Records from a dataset
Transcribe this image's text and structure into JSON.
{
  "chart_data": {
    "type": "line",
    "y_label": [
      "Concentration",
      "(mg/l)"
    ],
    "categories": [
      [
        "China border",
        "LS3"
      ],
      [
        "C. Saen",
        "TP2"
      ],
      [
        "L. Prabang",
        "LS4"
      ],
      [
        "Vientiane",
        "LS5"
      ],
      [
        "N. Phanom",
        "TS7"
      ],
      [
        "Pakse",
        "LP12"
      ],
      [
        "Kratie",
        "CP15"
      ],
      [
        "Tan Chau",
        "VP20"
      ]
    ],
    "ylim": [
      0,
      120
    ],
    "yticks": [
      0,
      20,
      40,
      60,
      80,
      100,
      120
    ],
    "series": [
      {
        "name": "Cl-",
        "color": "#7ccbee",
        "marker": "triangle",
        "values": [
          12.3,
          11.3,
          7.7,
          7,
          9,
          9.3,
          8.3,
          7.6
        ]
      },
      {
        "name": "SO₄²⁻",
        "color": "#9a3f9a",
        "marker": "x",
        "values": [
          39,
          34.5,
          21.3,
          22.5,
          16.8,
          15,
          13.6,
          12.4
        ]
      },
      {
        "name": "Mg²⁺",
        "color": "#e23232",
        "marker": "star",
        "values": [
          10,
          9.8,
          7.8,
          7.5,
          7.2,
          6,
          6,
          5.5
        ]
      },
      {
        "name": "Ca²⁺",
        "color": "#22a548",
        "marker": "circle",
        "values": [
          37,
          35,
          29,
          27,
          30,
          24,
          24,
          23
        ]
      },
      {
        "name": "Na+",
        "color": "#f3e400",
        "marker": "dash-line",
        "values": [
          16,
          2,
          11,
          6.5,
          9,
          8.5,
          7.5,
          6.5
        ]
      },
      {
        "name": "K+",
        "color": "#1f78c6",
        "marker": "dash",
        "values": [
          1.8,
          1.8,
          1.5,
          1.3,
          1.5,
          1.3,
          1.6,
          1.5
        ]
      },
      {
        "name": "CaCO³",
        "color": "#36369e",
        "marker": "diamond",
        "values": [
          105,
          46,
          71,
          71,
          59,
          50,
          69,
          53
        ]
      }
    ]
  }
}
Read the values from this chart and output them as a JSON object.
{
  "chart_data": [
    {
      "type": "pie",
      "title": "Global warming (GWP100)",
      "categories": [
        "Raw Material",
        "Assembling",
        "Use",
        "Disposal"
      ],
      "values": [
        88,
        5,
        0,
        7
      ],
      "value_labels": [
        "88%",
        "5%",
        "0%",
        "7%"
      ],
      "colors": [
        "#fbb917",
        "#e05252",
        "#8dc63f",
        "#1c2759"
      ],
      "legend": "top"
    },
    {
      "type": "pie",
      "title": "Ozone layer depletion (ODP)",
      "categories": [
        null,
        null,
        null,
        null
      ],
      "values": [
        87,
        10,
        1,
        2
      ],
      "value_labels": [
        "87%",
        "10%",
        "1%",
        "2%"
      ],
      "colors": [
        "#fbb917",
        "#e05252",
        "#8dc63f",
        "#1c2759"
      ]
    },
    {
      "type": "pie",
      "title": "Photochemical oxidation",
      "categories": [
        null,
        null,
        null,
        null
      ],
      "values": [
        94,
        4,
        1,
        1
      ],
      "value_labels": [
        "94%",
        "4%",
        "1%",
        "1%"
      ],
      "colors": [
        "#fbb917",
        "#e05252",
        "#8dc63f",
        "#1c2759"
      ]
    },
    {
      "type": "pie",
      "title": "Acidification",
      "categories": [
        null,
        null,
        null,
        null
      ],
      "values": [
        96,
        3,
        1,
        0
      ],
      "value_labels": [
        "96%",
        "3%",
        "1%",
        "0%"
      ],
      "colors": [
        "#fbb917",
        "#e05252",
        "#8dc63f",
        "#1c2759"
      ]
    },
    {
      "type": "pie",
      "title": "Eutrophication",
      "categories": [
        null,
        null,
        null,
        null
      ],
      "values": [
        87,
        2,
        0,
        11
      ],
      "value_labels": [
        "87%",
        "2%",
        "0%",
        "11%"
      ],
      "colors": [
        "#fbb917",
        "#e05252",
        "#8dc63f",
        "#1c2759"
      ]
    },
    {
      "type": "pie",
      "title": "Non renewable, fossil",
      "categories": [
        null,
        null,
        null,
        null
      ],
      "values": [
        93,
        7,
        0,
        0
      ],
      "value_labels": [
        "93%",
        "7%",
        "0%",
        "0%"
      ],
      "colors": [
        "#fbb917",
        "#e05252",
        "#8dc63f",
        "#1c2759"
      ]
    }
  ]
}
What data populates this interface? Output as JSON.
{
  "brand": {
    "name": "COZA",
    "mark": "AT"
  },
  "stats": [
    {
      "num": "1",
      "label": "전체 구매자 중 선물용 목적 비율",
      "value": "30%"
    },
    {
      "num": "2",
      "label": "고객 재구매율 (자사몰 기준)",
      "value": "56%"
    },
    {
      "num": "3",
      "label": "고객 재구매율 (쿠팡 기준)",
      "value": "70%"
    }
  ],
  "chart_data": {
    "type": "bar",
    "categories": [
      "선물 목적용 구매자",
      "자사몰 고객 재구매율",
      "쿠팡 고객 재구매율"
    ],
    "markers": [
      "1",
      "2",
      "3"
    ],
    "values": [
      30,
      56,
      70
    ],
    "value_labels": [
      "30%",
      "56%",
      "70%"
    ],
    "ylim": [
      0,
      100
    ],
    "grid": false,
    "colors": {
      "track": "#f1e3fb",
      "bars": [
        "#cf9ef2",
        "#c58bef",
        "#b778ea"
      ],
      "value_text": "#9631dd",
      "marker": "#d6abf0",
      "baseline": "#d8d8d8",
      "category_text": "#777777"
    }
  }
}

Job:
Examine the listing and say how many of its lines contain the string "JSON". Give the number alone.

Problem solution:
3